§ PROVIDED DATA
————

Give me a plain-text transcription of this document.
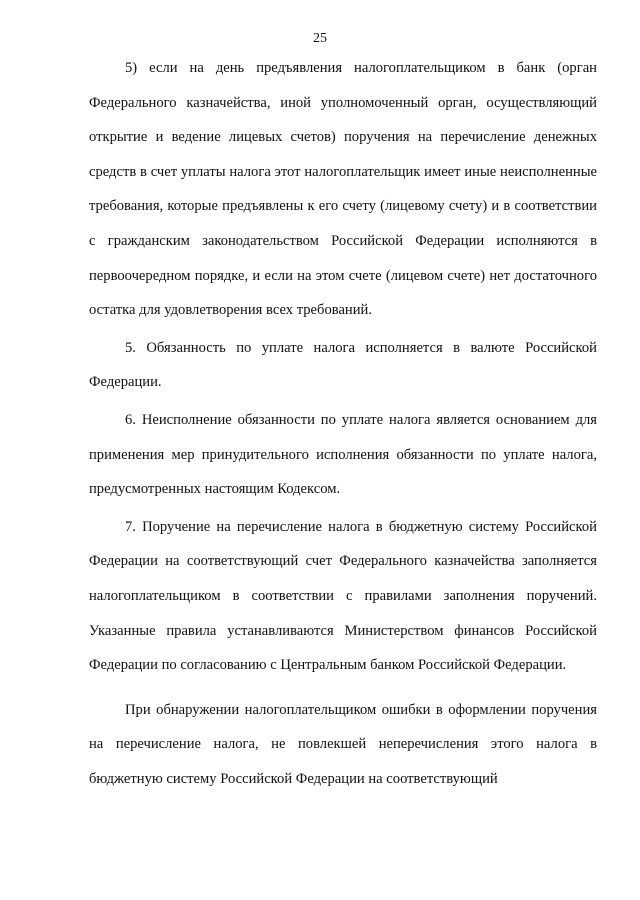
25

5) если на день предъявления налогоплательщиком в банк (орган Федерального казначейства, иной уполномоченный орган, осуществляющий открытие и ведение лицевых счетов) поручения на перечисление денежных средств в счет уплаты налога этот налогоплательщик имеет иные неисполненные требования, которые предъявлены к его счету (лицевому счету) и в соответствии с гражданским законодательством Российской Федерации исполняются в первоочередном порядке, и если на этом счете (лицевом счете) нет достаточного остатка для удовлетворения всех требований.

5. Обязанность по уплате налога исполняется в валюте Российской Федерации.

6. Неисполнение обязанности по уплате налога является основанием для применения мер принудительного исполнения обязанности по уплате налога, предусмотренных настоящим Кодексом.

7. Поручение на перечисление налога в бюджетную систему Российской Федерации на соответствующий счет Федерального казначейства заполняется налогоплательщиком в соответствии с правилами заполнения поручений. Указанные правила устанавливаются Министерством финансов Российской Федерации по согласованию с Центральным банком Российской Федерации.

При обнаружении налогоплательщиком ошибки в оформлении поручения на перечисление налога, не повлекшей неперечисления этого налога в бюджетную систему Российской Федерации на соответствующий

————

§ PROBLEM DESCRIPTION
Filter the records above for lines containing the word "систему", and copy those lines.

§ TASK RESULT
7. Поручение на перечисление налога в бюджетную систему Российской Федерации на соответствующий счет Федерального казначейства заполняется налогоплательщиком в соответствии с правилами заполнения поручений. Указанные правила устанавливаются Министерством финансов Российской Федерации по согласованию с Центральным банком Российской Федерации.
При обнаружении налогоплательщиком ошибки в оформлении поручения на перечисление налога, не повлекшей неперечисления этого налога в бюджетную систему Российской Федерации на соответствующий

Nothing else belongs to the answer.